**PROBLEM DETAILS**. Answer with a number only: how many lines of the data contain "Editor"?

**MATERIAL TO PROCESS**.
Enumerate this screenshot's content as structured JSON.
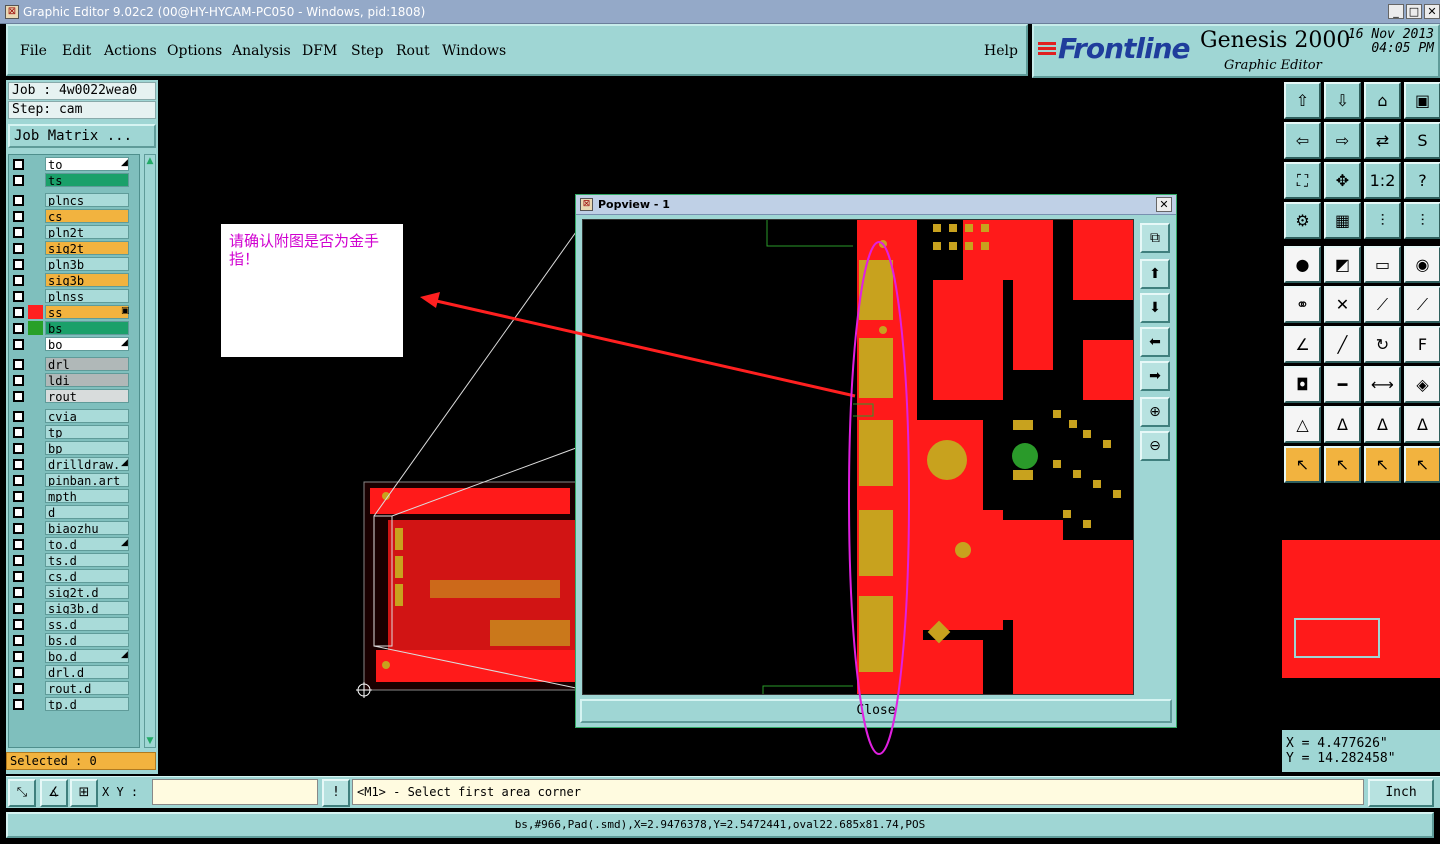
{
  "window": {
    "title": "Graphic Editor 9.02c2 (00@HY-HYCAM-PC050 - Windows, pid:1808)",
    "minimize": "_",
    "maximize": "□",
    "close": "✕"
  },
  "menu": {
    "items": [
      "File",
      "Edit",
      "Actions",
      "Options",
      "Analysis",
      "DFM",
      "Step",
      "Rout",
      "Windows"
    ],
    "help": "Help"
  },
  "logo": {
    "brand": "Frontline",
    "product": "Genesis 2000",
    "subtitle": "Graphic Editor",
    "date": "16 Nov 2013",
    "time": "04:05 PM"
  },
  "job": {
    "job_label": "Job : 4w0022wea0",
    "step_label": "Step: cam",
    "matrix_button": "Job Matrix ...",
    "selected": "Selected : 0"
  },
  "layers": [
    {
      "name": "to",
      "bg": "#ffffff",
      "sw": "",
      "mark": "◢"
    },
    {
      "name": "ts",
      "bg": "#1aa06a",
      "sw": "",
      "mark": ""
    },
    {
      "name": "plncs",
      "bg": "#a9dbd9",
      "sw": "",
      "mark": ""
    },
    {
      "name": "cs",
      "bg": "#f2b33f",
      "sw": "",
      "mark": ""
    },
    {
      "name": "pln2t",
      "bg": "#a9dbd9",
      "sw": "",
      "mark": ""
    },
    {
      "name": "sig2t",
      "bg": "#f2b33f",
      "sw": "",
      "mark": ""
    },
    {
      "name": "pln3b",
      "bg": "#a9dbd9",
      "sw": "",
      "mark": ""
    },
    {
      "name": "sig3b",
      "bg": "#f2b33f",
      "sw": "",
      "mark": ""
    },
    {
      "name": "plnss",
      "bg": "#a9dbd9",
      "sw": "",
      "mark": ""
    },
    {
      "name": "ss",
      "bg": "#f2b33f",
      "sw": "#ff2020",
      "mark": "▣"
    },
    {
      "name": "bs",
      "bg": "#1aa06a",
      "sw": "#28a028",
      "mark": ""
    },
    {
      "name": "bo",
      "bg": "#ffffff",
      "sw": "",
      "mark": "◢"
    },
    {
      "name": "drl",
      "bg": "#b0b8b8",
      "sw": "",
      "mark": ""
    },
    {
      "name": "ldi",
      "bg": "#b0b8b8",
      "sw": "",
      "mark": ""
    },
    {
      "name": "rout",
      "bg": "#d8dcdc",
      "sw": "",
      "mark": ""
    },
    {
      "name": "cvia",
      "bg": "#a9dbd9",
      "sw": "",
      "mark": ""
    },
    {
      "name": "tp",
      "bg": "#a9dbd9",
      "sw": "",
      "mark": ""
    },
    {
      "name": "bp",
      "bg": "#a9dbd9",
      "sw": "",
      "mark": ""
    },
    {
      "name": "drilldraw.",
      "bg": "#a9dbd9",
      "sw": "",
      "mark": "◢"
    },
    {
      "name": "pinban.art",
      "bg": "#a9dbd9",
      "sw": "",
      "mark": ""
    },
    {
      "name": "mpth",
      "bg": "#a9dbd9",
      "sw": "",
      "mark": ""
    },
    {
      "name": "d",
      "bg": "#a9dbd9",
      "sw": "",
      "mark": ""
    },
    {
      "name": "biaozhu",
      "bg": "#a9dbd9",
      "sw": "",
      "mark": ""
    },
    {
      "name": "to.d",
      "bg": "#a9dbd9",
      "sw": "",
      "mark": "◢"
    },
    {
      "name": "ts.d",
      "bg": "#a9dbd9",
      "sw": "",
      "mark": ""
    },
    {
      "name": "cs.d",
      "bg": "#a9dbd9",
      "sw": "",
      "mark": ""
    },
    {
      "name": "sig2t.d",
      "bg": "#a9dbd9",
      "sw": "",
      "mark": ""
    },
    {
      "name": "sig3b.d",
      "bg": "#a9dbd9",
      "sw": "",
      "mark": ""
    },
    {
      "name": "ss.d",
      "bg": "#a9dbd9",
      "sw": "",
      "mark": ""
    },
    {
      "name": "bs.d",
      "bg": "#a9dbd9",
      "sw": "",
      "mark": ""
    },
    {
      "name": "bo.d",
      "bg": "#a9dbd9",
      "sw": "",
      "mark": "◢"
    },
    {
      "name": "drl.d",
      "bg": "#a9dbd9",
      "sw": "",
      "mark": ""
    },
    {
      "name": "rout.d",
      "bg": "#a9dbd9",
      "sw": "",
      "mark": ""
    },
    {
      "name": "tp.d",
      "bg": "#a9dbd9",
      "sw": "",
      "mark": ""
    }
  ],
  "annotation": {
    "note": "请确认附图是否为金手指！"
  },
  "popview": {
    "title": "Popview - 1",
    "close_x": "✕",
    "close_button": "Close"
  },
  "coords": {
    "x": "X =  4.477626\"",
    "y": "Y = 14.282458\""
  },
  "command": {
    "xy_label": "X Y :",
    "xy_value": "",
    "bang": "!",
    "message": "<M1> - Select first area corner",
    "unit": "Inch"
  },
  "status": "bs,#966,Pad(.smd),X=2.9476378,Y=2.5472441,oval22.685x81.74,POS",
  "colors": {
    "panel_teal": "#9fd6d4",
    "copper_red": "#ff1a1a",
    "pad_gold": "#c8a21e",
    "accent_orange": "#f2b33f",
    "annotation_magenta": "#d000d0"
  }
}
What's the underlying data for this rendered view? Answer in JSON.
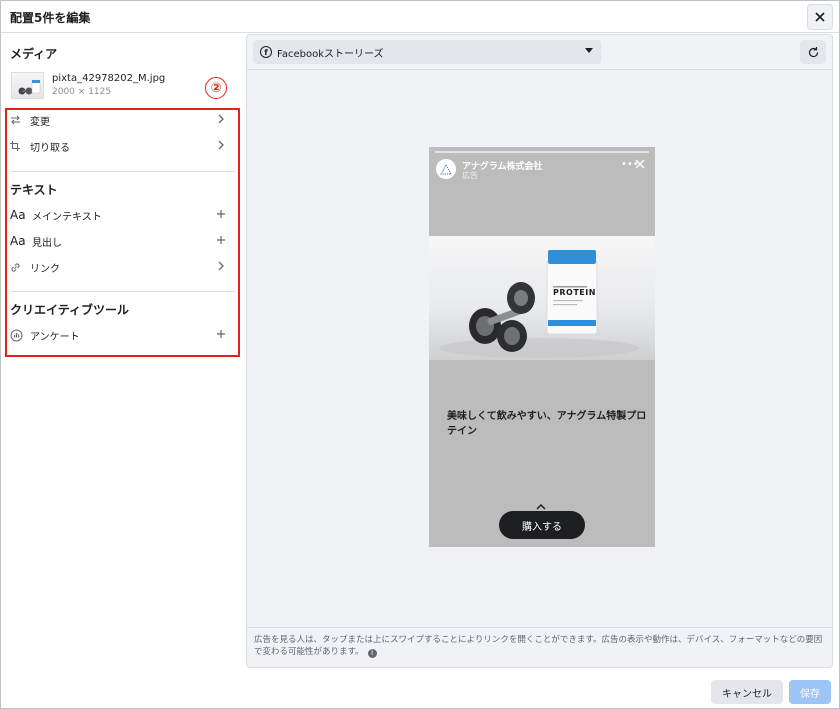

**SOLUTION**. 2